_Problem to work on_
Every entry below should be printed exactly, without its images.

Collected data
+---+

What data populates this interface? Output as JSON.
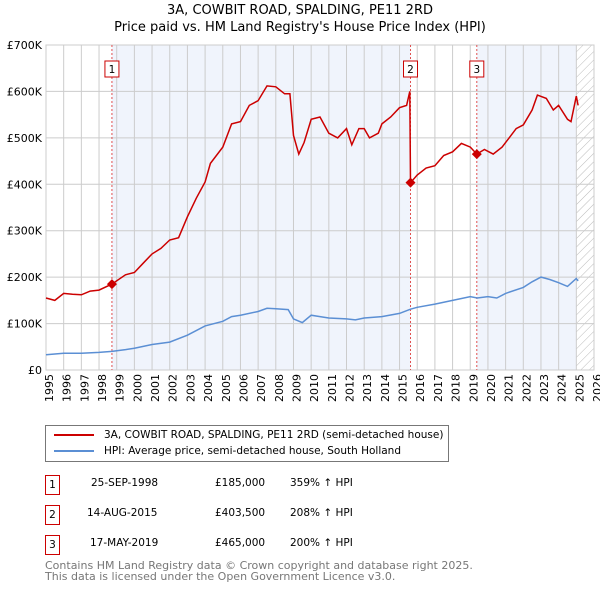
{
  "title": "3A, COWBIT ROAD, SPALDING, PE11 2RD",
  "subtitle": "Price paid vs. HM Land Registry's House Price Index (HPI)",
  "chart_data": {
    "type": "line",
    "title": "3A, COWBIT ROAD, SPALDING, PE11 2RD",
    "subtitle": "Price paid vs. HM Land Registry's House Price Index (HPI)",
    "xlim": [
      1995,
      2026
    ],
    "ylim": [
      0,
      700000
    ],
    "grid": true,
    "x_ticks": [
      "1995",
      "1996",
      "1997",
      "1998",
      "1999",
      "2000",
      "2001",
      "2002",
      "2003",
      "2004",
      "2005",
      "2006",
      "2007",
      "2008",
      "2009",
      "2010",
      "2011",
      "2012",
      "2013",
      "2014",
      "2015",
      "2016",
      "2017",
      "2018",
      "2019",
      "2020",
      "2021",
      "2022",
      "2023",
      "2024",
      "2025",
      "2026"
    ],
    "y_ticks": [
      {
        "v": 0,
        "label": "£0"
      },
      {
        "v": 100000,
        "label": "£100K"
      },
      {
        "v": 200000,
        "label": "£200K"
      },
      {
        "v": 300000,
        "label": "£300K"
      },
      {
        "v": 400000,
        "label": "£400K"
      },
      {
        "v": 500000,
        "label": "£500K"
      },
      {
        "v": 600000,
        "label": "£600K"
      },
      {
        "v": 700000,
        "label": "£700K"
      }
    ],
    "series": [
      {
        "name": "3A, COWBIT ROAD, SPALDING, PE11 2RD (semi-detached house)",
        "color": "#cc0000",
        "x": [
          1995,
          1995.5,
          1996,
          1996.5,
          1997,
          1997.5,
          1998,
          1998.73,
          1999.5,
          2000,
          2000.5,
          2001,
          2001.5,
          2002,
          2002.5,
          2003,
          2003.5,
          2004,
          2004.3,
          2005,
          2005.5,
          2006,
          2006.5,
          2007,
          2007.5,
          2008,
          2008.5,
          2008.8,
          2009,
          2009.3,
          2009.6,
          2010,
          2010.5,
          2011,
          2011.5,
          2012,
          2012.3,
          2012.7,
          2013,
          2013.3,
          2013.8,
          2014,
          2014.5,
          2015,
          2015.4,
          2015.58,
          2015.62,
          2016,
          2016.5,
          2017,
          2017.5,
          2018,
          2018.5,
          2019,
          2019.37,
          2019.8,
          2020.3,
          2020.8,
          2021.2,
          2021.6,
          2022,
          2022.5,
          2022.8,
          2023.3,
          2023.7,
          2024,
          2024.5,
          2024.7,
          2025,
          2025.1
        ],
        "y": [
          155000,
          150000,
          165000,
          163000,
          162000,
          170000,
          172000,
          185000,
          205000,
          210000,
          230000,
          250000,
          262000,
          280000,
          285000,
          330000,
          370000,
          405000,
          445000,
          480000,
          530000,
          535000,
          570000,
          580000,
          612000,
          610000,
          595000,
          595000,
          505000,
          465000,
          490000,
          540000,
          545000,
          510000,
          500000,
          520000,
          485000,
          520000,
          520000,
          500000,
          510000,
          530000,
          545000,
          565000,
          570000,
          600000,
          403500,
          420000,
          435000,
          440000,
          462000,
          470000,
          488000,
          480000,
          465000,
          475000,
          465000,
          480000,
          500000,
          520000,
          528000,
          560000,
          592000,
          585000,
          560000,
          570000,
          540000,
          535000,
          590000,
          570000
        ]
      },
      {
        "name": "HPI: Average price, semi-detached house, South Holland",
        "color": "#5b8fd4",
        "x": [
          1995,
          1996,
          1997,
          1998,
          1998.73,
          1999.5,
          2000,
          2001,
          2002,
          2003,
          2004,
          2005,
          2005.5,
          2006,
          2007,
          2007.5,
          2008,
          2008.7,
          2009,
          2009.5,
          2010,
          2010.5,
          2011,
          2012,
          2012.5,
          2013,
          2014,
          2015,
          2015.62,
          2016,
          2017,
          2018,
          2019,
          2019.4,
          2020,
          2020.5,
          2021,
          2022,
          2022.5,
          2023,
          2023.5,
          2024,
          2024.5,
          2025,
          2025.1
        ],
        "y": [
          33000,
          36000,
          36000,
          38000,
          40000,
          44000,
          47000,
          55000,
          60000,
          75000,
          95000,
          105000,
          115000,
          118000,
          126000,
          133000,
          132000,
          130000,
          110000,
          102000,
          118000,
          115000,
          112000,
          110000,
          108000,
          112000,
          115000,
          122000,
          131000,
          135000,
          142000,
          150000,
          158000,
          155000,
          158000,
          155000,
          165000,
          178000,
          190000,
          200000,
          195000,
          188000,
          180000,
          197000,
          192000
        ]
      }
    ],
    "sales": [
      {
        "id": "1",
        "x": 1998.73,
        "y": 185000,
        "date": "25-SEP-1998",
        "price": "£185,000",
        "hpi": "359% ↑ HPI"
      },
      {
        "id": "2",
        "x": 2015.62,
        "y": 403500,
        "date": "14-AUG-2015",
        "price": "£403,500",
        "hpi": "208% ↑ HPI"
      },
      {
        "id": "3",
        "x": 2019.37,
        "y": 465000,
        "date": "17-MAY-2019",
        "price": "£465,000",
        "hpi": "200% ↑ HPI"
      }
    ],
    "forecast_hatch_from": 2025.0,
    "legend_placement": "bottom"
  },
  "legend": {
    "property": "3A, COWBIT ROAD, SPALDING, PE11 2RD (semi-detached house)",
    "hpi": "HPI: Average price, semi-detached house, South Holland"
  },
  "footer": {
    "line1": "Contains HM Land Registry data © Crown copyright and database right 2025.",
    "line2": "This data is licensed under the Open Government Licence v3.0."
  }
}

+---+

_Response to the task_
What data populates this interface? Output as JSON.
{
  "title": "3A, COWBIT ROAD, SPALDING, PE11 2RD",
  "subtitle": "Price paid vs. HM Land Registry's House Price Index (HPI)",
  "chart_data": {
    "type": "line",
    "title": "3A, COWBIT ROAD, SPALDING, PE11 2RD",
    "subtitle": "Price paid vs. HM Land Registry's House Price Index (HPI)",
    "xlim": [
      1995,
      2026
    ],
    "ylim": [
      0,
      700000
    ],
    "grid": true,
    "x_ticks": [
      "1995",
      "1996",
      "1997",
      "1998",
      "1999",
      "2000",
      "2001",
      "2002",
      "2003",
      "2004",
      "2005",
      "2006",
      "2007",
      "2008",
      "2009",
      "2010",
      "2011",
      "2012",
      "2013",
      "2014",
      "2015",
      "2016",
      "2017",
      "2018",
      "2019",
      "2020",
      "2021",
      "2022",
      "2023",
      "2024",
      "2025",
      "2026"
    ],
    "y_ticks": [
      {
        "v": 0,
        "label": "£0"
      },
      {
        "v": 100000,
        "label": "£100K"
      },
      {
        "v": 200000,
        "label": "£200K"
      },
      {
        "v": 300000,
        "label": "£300K"
      },
      {
        "v": 400000,
        "label": "£400K"
      },
      {
        "v": 500000,
        "label": "£500K"
      },
      {
        "v": 600000,
        "label": "£600K"
      },
      {
        "v": 700000,
        "label": "£700K"
      }
    ],
    "series": [
      {
        "name": "3A, COWBIT ROAD, SPALDING, PE11 2RD (semi-detached house)",
        "color": "#cc0000",
        "x": [
          1995,
          1995.5,
          1996,
          1996.5,
          1997,
          1997.5,
          1998,
          1998.73,
          1999.5,
          2000,
          2000.5,
          2001,
          2001.5,
          2002,
          2002.5,
          2003,
          2003.5,
          2004,
          2004.3,
          2005,
          2005.5,
          2006,
          2006.5,
          2007,
          2007.5,
          2008,
          2008.5,
          2008.8,
          2009,
          2009.3,
          2009.6,
          2010,
          2010.5,
          2011,
          2011.5,
          2012,
          2012.3,
          2012.7,
          2013,
          2013.3,
          2013.8,
          2014,
          2014.5,
          2015,
          2015.4,
          2015.58,
          2015.62,
          2016,
          2016.5,
          2017,
          2017.5,
          2018,
          2018.5,
          2019,
          2019.37,
          2019.8,
          2020.3,
          2020.8,
          2021.2,
          2021.6,
          2022,
          2022.5,
          2022.8,
          2023.3,
          2023.7,
          2024,
          2024.5,
          2024.7,
          2025,
          2025.1
        ],
        "y": [
          155000,
          150000,
          165000,
          163000,
          162000,
          170000,
          172000,
          185000,
          205000,
          210000,
          230000,
          250000,
          262000,
          280000,
          285000,
          330000,
          370000,
          405000,
          445000,
          480000,
          530000,
          535000,
          570000,
          580000,
          612000,
          610000,
          595000,
          595000,
          505000,
          465000,
          490000,
          540000,
          545000,
          510000,
          500000,
          520000,
          485000,
          520000,
          520000,
          500000,
          510000,
          530000,
          545000,
          565000,
          570000,
          600000,
          403500,
          420000,
          435000,
          440000,
          462000,
          470000,
          488000,
          480000,
          465000,
          475000,
          465000,
          480000,
          500000,
          520000,
          528000,
          560000,
          592000,
          585000,
          560000,
          570000,
          540000,
          535000,
          590000,
          570000
        ]
      },
      {
        "name": "HPI: Average price, semi-detached house, South Holland",
        "color": "#5b8fd4",
        "x": [
          1995,
          1996,
          1997,
          1998,
          1998.73,
          1999.5,
          2000,
          2001,
          2002,
          2003,
          2004,
          2005,
          2005.5,
          2006,
          2007,
          2007.5,
          2008,
          2008.7,
          2009,
          2009.5,
          2010,
          2010.5,
          2011,
          2012,
          2012.5,
          2013,
          2014,
          2015,
          2015.62,
          2016,
          2017,
          2018,
          2019,
          2019.4,
          2020,
          2020.5,
          2021,
          2022,
          2022.5,
          2023,
          2023.5,
          2024,
          2024.5,
          2025,
          2025.1
        ],
        "y": [
          33000,
          36000,
          36000,
          38000,
          40000,
          44000,
          47000,
          55000,
          60000,
          75000,
          95000,
          105000,
          115000,
          118000,
          126000,
          133000,
          132000,
          130000,
          110000,
          102000,
          118000,
          115000,
          112000,
          110000,
          108000,
          112000,
          115000,
          122000,
          131000,
          135000,
          142000,
          150000,
          158000,
          155000,
          158000,
          155000,
          165000,
          178000,
          190000,
          200000,
          195000,
          188000,
          180000,
          197000,
          192000
        ]
      }
    ],
    "sales": [
      {
        "id": "1",
        "x": 1998.73,
        "y": 185000,
        "date": "25-SEP-1998",
        "price": "£185,000",
        "hpi": "359% ↑ HPI"
      },
      {
        "id": "2",
        "x": 2015.62,
        "y": 403500,
        "date": "14-AUG-2015",
        "price": "£403,500",
        "hpi": "208% ↑ HPI"
      },
      {
        "id": "3",
        "x": 2019.37,
        "y": 465000,
        "date": "17-MAY-2019",
        "price": "£465,000",
        "hpi": "200% ↑ HPI"
      }
    ],
    "forecast_hatch_from": 2025.0,
    "legend_placement": "bottom"
  },
  "legend": {
    "property": "3A, COWBIT ROAD, SPALDING, PE11 2RD (semi-detached house)",
    "hpi": "HPI: Average price, semi-detached house, South Holland"
  },
  "footer": {
    "line1": "Contains HM Land Registry data © Crown copyright and database right 2025.",
    "line2": "This data is licensed under the Open Government Licence v3.0."
  }
}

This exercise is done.